• PROVIDED DATA:

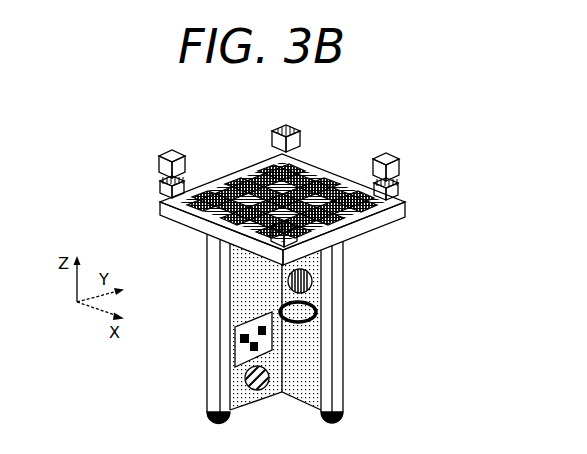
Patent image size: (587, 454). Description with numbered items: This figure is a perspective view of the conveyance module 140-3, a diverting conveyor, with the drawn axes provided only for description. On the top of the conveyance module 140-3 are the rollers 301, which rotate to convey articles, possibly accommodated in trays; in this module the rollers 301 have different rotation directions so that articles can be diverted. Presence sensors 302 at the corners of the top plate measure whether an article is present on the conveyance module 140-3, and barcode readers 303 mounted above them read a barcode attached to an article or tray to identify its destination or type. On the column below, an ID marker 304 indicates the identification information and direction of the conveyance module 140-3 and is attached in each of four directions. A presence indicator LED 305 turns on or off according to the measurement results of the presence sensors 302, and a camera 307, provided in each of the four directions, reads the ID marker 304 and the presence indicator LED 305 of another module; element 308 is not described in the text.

The conveyance module 140-3 is at (282, 263).
The rollers 301 is at (282, 179).
The presence sensors 302 is at (280, 185).
The barcode readers 303 is at (280, 161).
The ID markers 304 is at (217, 339).
The presence indicator LED 305 is at (264, 397).
The camera 307 is at (331, 322).
The speaker 308 is at (335, 285).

• EXERCISE INSTRUCTIONS: Reproduce every line of the records above word for word, but leave out the pictures.

• RESULT:
Patent image size: (587, 454). Description with numbered items: This figure is a perspective view of the conveyance module 140-3, a diverting conveyor, with the drawn axes provided only for description. On the top of the conveyance module 140-3 are the rollers 301, which rotate to convey articles, possibly accommodated in trays; in this module the rollers 301 have different rotation directions so that articles can be diverted. Presence sensors 302 at the corners of the top plate measure whether an article is present on the conveyance module 140-3, and barcode readers 303 mounted above them read a barcode attached to an article or tray to identify its destination or type. On the column below, an ID marker 304 indicates the identification information and direction of the conveyance module 140-3 and is attached in each of four directions. A presence indicator LED 305 turns on or off according to the measurement results of the presence sensors 302, and a camera 307, provided in each of the four directions, reads the ID marker 304 and the presence indicator LED 305 of another module; element 308 is not described in the text.

The conveyance module 140-3 is at (282, 263).
The rollers 301 is at (282, 179).
The presence sensors 302 is at (280, 185).
The barcode readers 303 is at (280, 161).
The ID markers 304 is at (217, 339).
The presence indicator LED 305 is at (264, 397).
The camera 307 is at (331, 322).
The speaker 308 is at (335, 285).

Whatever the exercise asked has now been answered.